What the exercise asks
Transcribe each line of the material as it is, and drop any picture.

(Extracted records)
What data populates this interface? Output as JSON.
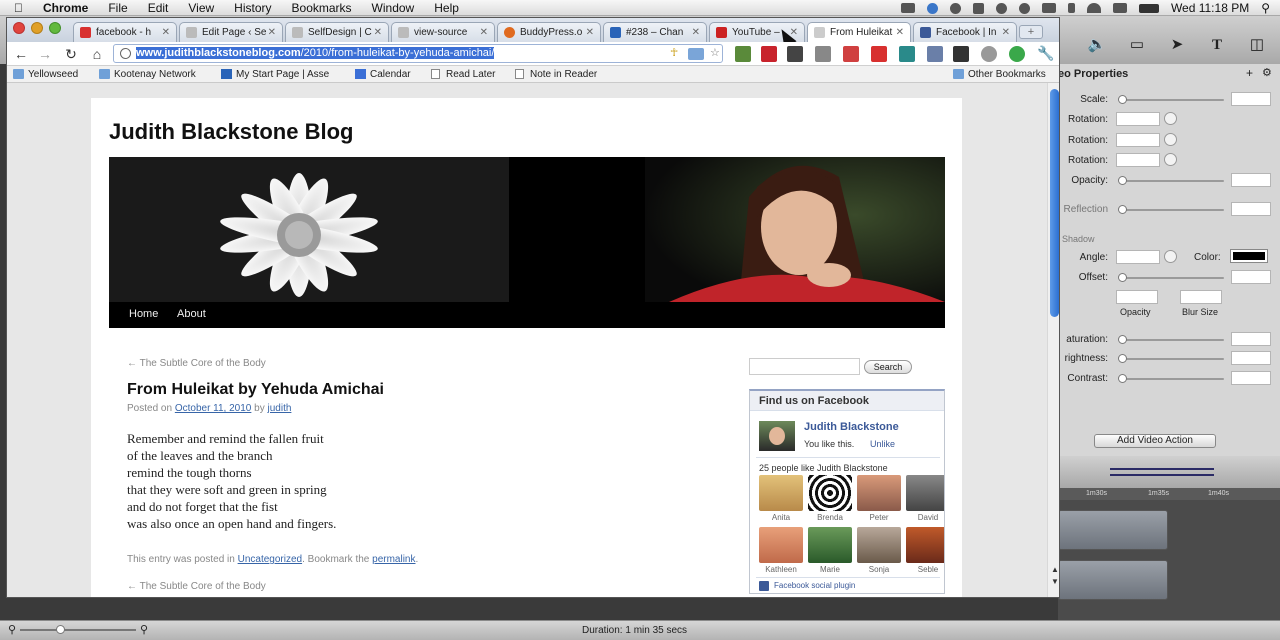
{
  "menubar": {
    "app": "Chrome",
    "items": [
      "File",
      "Edit",
      "View",
      "History",
      "Bookmarks",
      "Window",
      "Help"
    ],
    "clock": "Wed 11:18 PM"
  },
  "tabs": [
    {
      "label": "facebook - h",
      "favcolor": "#d8302f"
    },
    {
      "label": "Edit Page ‹ Se",
      "favcolor": "#9a9a9a"
    },
    {
      "label": "SelfDesign | C",
      "favcolor": "#9a9a9a"
    },
    {
      "label": "view-source",
      "favcolor": "#9a9a9a"
    },
    {
      "label": "BuddyPress.o",
      "favcolor": "#e06a1f"
    },
    {
      "label": "#238 – Chan",
      "favcolor": "#2a64b8"
    },
    {
      "label": "YouTube –",
      "favcolor": "#cc2222"
    },
    {
      "label": "From Huleikat",
      "favcolor": "#9a9a9a"
    },
    {
      "label": "Facebook | In",
      "favcolor": "#3b5998"
    }
  ],
  "omnibox": {
    "host": "www.judithblackstoneblog.com",
    "path": "/2010/from-huleikat-by-yehuda-amichai/"
  },
  "bookmarks": [
    {
      "label": "Yellowseed",
      "icon": "folder"
    },
    {
      "label": "Kootenay Network",
      "icon": "folder"
    },
    {
      "label": "My Start Page | Asse",
      "icon": "A"
    },
    {
      "label": "Calendar",
      "icon": "31"
    },
    {
      "label": "Read Later",
      "icon": "page"
    },
    {
      "label": "Note in Reader",
      "icon": "page"
    }
  ],
  "other_bookmarks": "Other Bookmarks",
  "site": {
    "title": "Judith Blackstone Blog",
    "nav": [
      "Home",
      "About"
    ],
    "prev_link": "← The Subtle Core of the Body",
    "post_title": "From Huleikat by Yehuda Amichai",
    "posted_on": "Posted on",
    "date": "October 11, 2010",
    "by": "by",
    "author": "judith",
    "poem": [
      "Remember and remind the fallen fruit",
      "of the leaves and the branch",
      "remind the tough thorns",
      "that they were soft and green in spring",
      "and do not forget that the fist",
      "was also once an open hand and fingers."
    ],
    "footer_prefix": "This entry was posted in",
    "category": "Uncategorized",
    "footer_mid": ". Bookmark the",
    "permalink": "permalink",
    "footer_end": ".",
    "prev_link_bottom": "← The Subtle Core of the Body"
  },
  "sidebar": {
    "search_button": "Search",
    "fb_header": "Find us on Facebook",
    "page_name": "Judith Blackstone",
    "you_like": "You like this.",
    "unlike": "Unlike",
    "like_count": "25 people like Judith Blackstone",
    "fans": [
      "Anita",
      "Brenda",
      "Peter",
      "David",
      "Kathleen",
      "Marie",
      "Sonja",
      "Seble"
    ],
    "plugin": "Facebook social plugin"
  },
  "editor": {
    "title": "eo Properties",
    "scale": "Scale:",
    "xrot": "Rotation:",
    "yrot": "Rotation:",
    "zrot": "Rotation:",
    "opacity": "Opacity:",
    "reflection": "Reflection",
    "shadow": "Shadow",
    "angle": "Angle:",
    "color": "Color:",
    "offset": "Offset:",
    "sh_opacity": "Opacity",
    "blur": "Blur Size",
    "saturation": "aturation:",
    "brightness": "rightness:",
    "contrast": "Contrast:",
    "add_action": "Add Video Action",
    "t1": "1m30s",
    "t2": "1m35s",
    "t3": "1m40s"
  },
  "status": {
    "duration": "Duration: 1 min 35 secs"
  }
}
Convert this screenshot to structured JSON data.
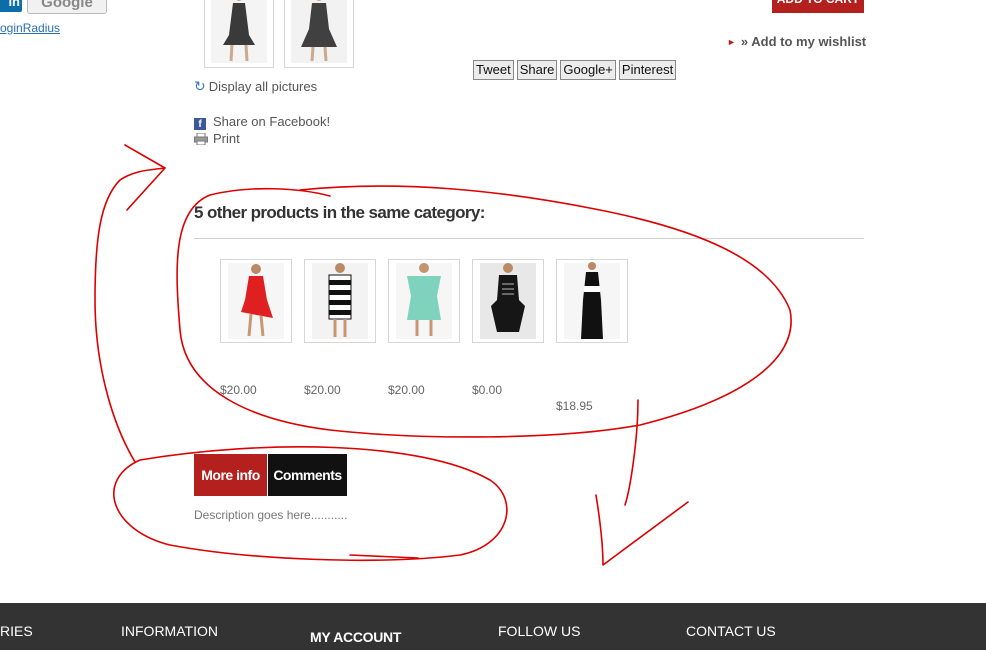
{
  "login": {
    "linkedin_label": "in",
    "google_label": "Google",
    "link_text": "oginRadius"
  },
  "product": {
    "add_to_cart": "ADD TO CART",
    "wishlist": "» Add to my wishlist",
    "display_all": "Display all pictures",
    "share_facebook": "Share on Facebook!",
    "print": "Print"
  },
  "social_buttons": [
    "Tweet",
    "Share",
    "Google+",
    "Pinterest"
  ],
  "same_category": {
    "title": "5 other products in the same category:",
    "prices": [
      "$20.00",
      "$20.00",
      "$20.00",
      "$0.00",
      "$18.95"
    ]
  },
  "tabs": {
    "more_info": "More info",
    "comments": "Comments"
  },
  "description": "Description goes here...........",
  "footer": {
    "columns": [
      "RIES",
      "INFORMATION",
      "MY ACCOUNT",
      "FOLLOW US",
      "CONTACT US"
    ]
  },
  "colors": {
    "accent_red": "#b3201e",
    "footer_bg": "#333333",
    "annotation": "#dd0000"
  }
}
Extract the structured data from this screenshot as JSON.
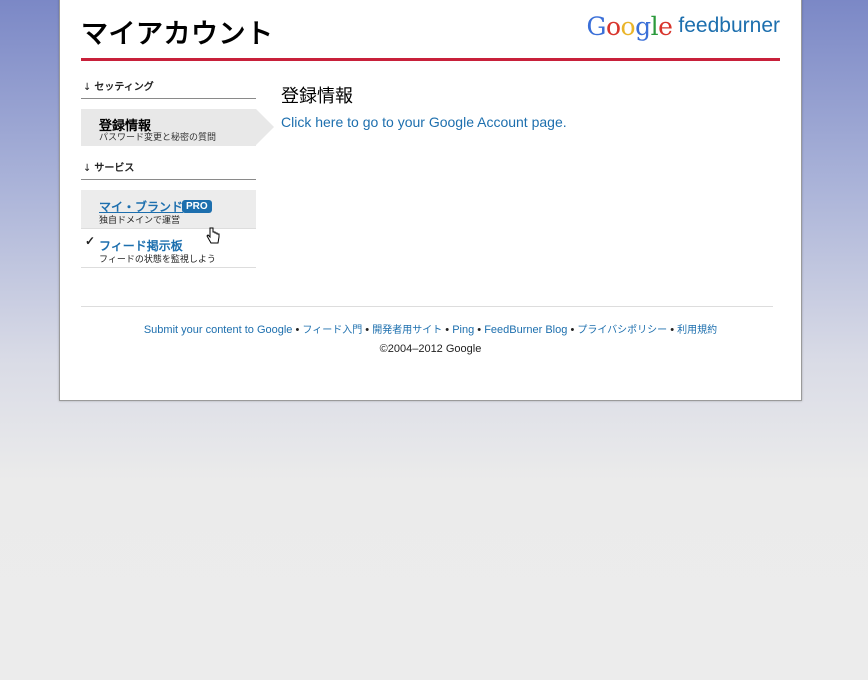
{
  "header": {
    "title": "マイアカウント",
    "logo_google": [
      "G",
      "o",
      "o",
      "g",
      "l",
      "e"
    ],
    "logo_product": "feedburner"
  },
  "sidebar": {
    "settings_heading": "セッティング",
    "settings_items": [
      {
        "label": "登録情報",
        "sub": "パスワード変更と秘密の質問"
      }
    ],
    "services_heading": "サービス",
    "services_items": [
      {
        "label": "マイ・ブランド",
        "badge": "PRO",
        "sub": "独自ドメインで運営"
      },
      {
        "label": "フィード掲示板",
        "sub": "フィードの状態を監視しよう",
        "checked": true
      }
    ]
  },
  "main": {
    "title": "登録情報",
    "link_text": "Click here to go to your Google Account page."
  },
  "footer": {
    "links": [
      "Submit your content to Google",
      "フィード入門",
      "開発者用サイト",
      "Ping",
      "FeedBurner Blog",
      "プライバシポリシー",
      "利用規約"
    ],
    "separator": "•",
    "copyright": "©2004–2012 Google"
  },
  "colors": {
    "accent": "#1d6fae",
    "header_rule": "#c8203a"
  }
}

Solution to the exercise
What data populates this interface? Output as JSON.
{
  "menubar": {
    "app": "Chrome",
    "items": [
      "File",
      "Edit",
      "View",
      "History",
      "Bookmarks",
      "Window",
      "Help"
    ],
    "clock": "Wed 11:18 PM"
  },
  "tabs": [
    {
      "label": "facebook - h",
      "favcolor": "#d8302f"
    },
    {
      "label": "Edit Page ‹ Se",
      "favcolor": "#9a9a9a"
    },
    {
      "label": "SelfDesign | C",
      "favcolor": "#9a9a9a"
    },
    {
      "label": "view-source",
      "favcolor": "#9a9a9a"
    },
    {
      "label": "BuddyPress.o",
      "favcolor": "#e06a1f"
    },
    {
      "label": "#238 – Chan",
      "favcolor": "#2a64b8"
    },
    {
      "label": "YouTube –",
      "favcolor": "#cc2222"
    },
    {
      "label": "From Huleikat",
      "favcolor": "#9a9a9a"
    },
    {
      "label": "Facebook | In",
      "favcolor": "#3b5998"
    }
  ],
  "omnibox": {
    "host": "www.judithblackstoneblog.com",
    "path": "/2010/from-huleikat-by-yehuda-amichai/"
  },
  "bookmarks": [
    {
      "label": "Yellowseed",
      "icon": "folder"
    },
    {
      "label": "Kootenay Network",
      "icon": "folder"
    },
    {
      "label": "My Start Page | Asse",
      "icon": "A"
    },
    {
      "label": "Calendar",
      "icon": "31"
    },
    {
      "label": "Read Later",
      "icon": "page"
    },
    {
      "label": "Note in Reader",
      "icon": "page"
    }
  ],
  "other_bookmarks": "Other Bookmarks",
  "site": {
    "title": "Judith Blackstone Blog",
    "nav": [
      "Home",
      "About"
    ],
    "prev_link": "← The Subtle Core of the Body",
    "post_title": "From Huleikat by Yehuda Amichai",
    "posted_on": "Posted on",
    "date": "October 11, 2010",
    "by": "by",
    "author": "judith",
    "poem": [
      "Remember and remind the fallen fruit",
      "of the leaves and the branch",
      "remind the tough thorns",
      "that they were soft and green in spring",
      "and do not forget that the fist",
      "was also once an open hand and fingers."
    ],
    "footer_prefix": "This entry was posted in",
    "category": "Uncategorized",
    "footer_mid": ". Bookmark the",
    "permalink": "permalink",
    "footer_end": ".",
    "prev_link_bottom": "← The Subtle Core of the Body"
  },
  "sidebar": {
    "search_button": "Search",
    "fb_header": "Find us on Facebook",
    "page_name": "Judith Blackstone",
    "you_like": "You like this.",
    "unlike": "Unlike",
    "like_count": "25 people like Judith Blackstone",
    "fans": [
      "Anita",
      "Brenda",
      "Peter",
      "David",
      "Kathleen",
      "Marie",
      "Sonja",
      "Seble"
    ],
    "plugin": "Facebook social plugin"
  },
  "editor": {
    "title": "eo Properties",
    "scale": "Scale:",
    "xrot": "Rotation:",
    "yrot": "Rotation:",
    "zrot": "Rotation:",
    "opacity": "Opacity:",
    "reflection": "Reflection",
    "shadow": "Shadow",
    "angle": "Angle:",
    "color": "Color:",
    "offset": "Offset:",
    "sh_opacity": "Opacity",
    "blur": "Blur Size",
    "saturation": "aturation:",
    "brightness": "rightness:",
    "contrast": "Contrast:",
    "add_action": "Add Video Action",
    "t1": "1m30s",
    "t2": "1m35s",
    "t3": "1m40s"
  },
  "status": {
    "duration": "Duration: 1 min 35 secs"
  }
}
Convert this screenshot to structured JSON data.
{
  "login": {
    "linkedin_label": "in",
    "google_label": "Google",
    "link_text": "oginRadius"
  },
  "product": {
    "add_to_cart": "ADD TO CART",
    "wishlist": "» Add to my wishlist",
    "display_all": "Display all pictures",
    "share_facebook": "Share on Facebook!",
    "print": "Print"
  },
  "social_buttons": [
    "Tweet",
    "Share",
    "Google+",
    "Pinterest"
  ],
  "same_category": {
    "title": "5 other products in the same category:",
    "prices": [
      "$20.00",
      "$20.00",
      "$20.00",
      "$0.00",
      "$18.95"
    ]
  },
  "tabs": {
    "more_info": "More info",
    "comments": "Comments"
  },
  "description": "Description goes here...........",
  "footer": {
    "columns": [
      "RIES",
      "INFORMATION",
      "MY ACCOUNT",
      "FOLLOW US",
      "CONTACT US"
    ]
  },
  "colors": {
    "accent_red": "#b3201e",
    "footer_bg": "#333333",
    "annotation": "#dd0000"
  }
}
Extract the structured data from this screenshot as JSON.
{
  "header": {
    "title": "マイアカウント",
    "logo_google": [
      "G",
      "o",
      "o",
      "g",
      "l",
      "e"
    ],
    "logo_product": "feedburner"
  },
  "sidebar": {
    "settings_heading": "セッティング",
    "settings_items": [
      {
        "label": "登録情報",
        "sub": "パスワード変更と秘密の質問"
      }
    ],
    "services_heading": "サービス",
    "services_items": [
      {
        "label": "マイ・ブランド",
        "badge": "PRO",
        "sub": "独自ドメインで運営"
      },
      {
        "label": "フィード掲示板",
        "sub": "フィードの状態を監視しよう",
        "checked": true
      }
    ]
  },
  "main": {
    "title": "登録情報",
    "link_text": "Click here to go to your Google Account page."
  },
  "footer": {
    "links": [
      "Submit your content to Google",
      "フィード入門",
      "開発者用サイト",
      "Ping",
      "FeedBurner Blog",
      "プライバシポリシー",
      "利用規約"
    ],
    "separator": "•",
    "copyright": "©2004–2012 Google"
  },
  "colors": {
    "accent": "#1d6fae",
    "header_rule": "#c8203a"
  }
}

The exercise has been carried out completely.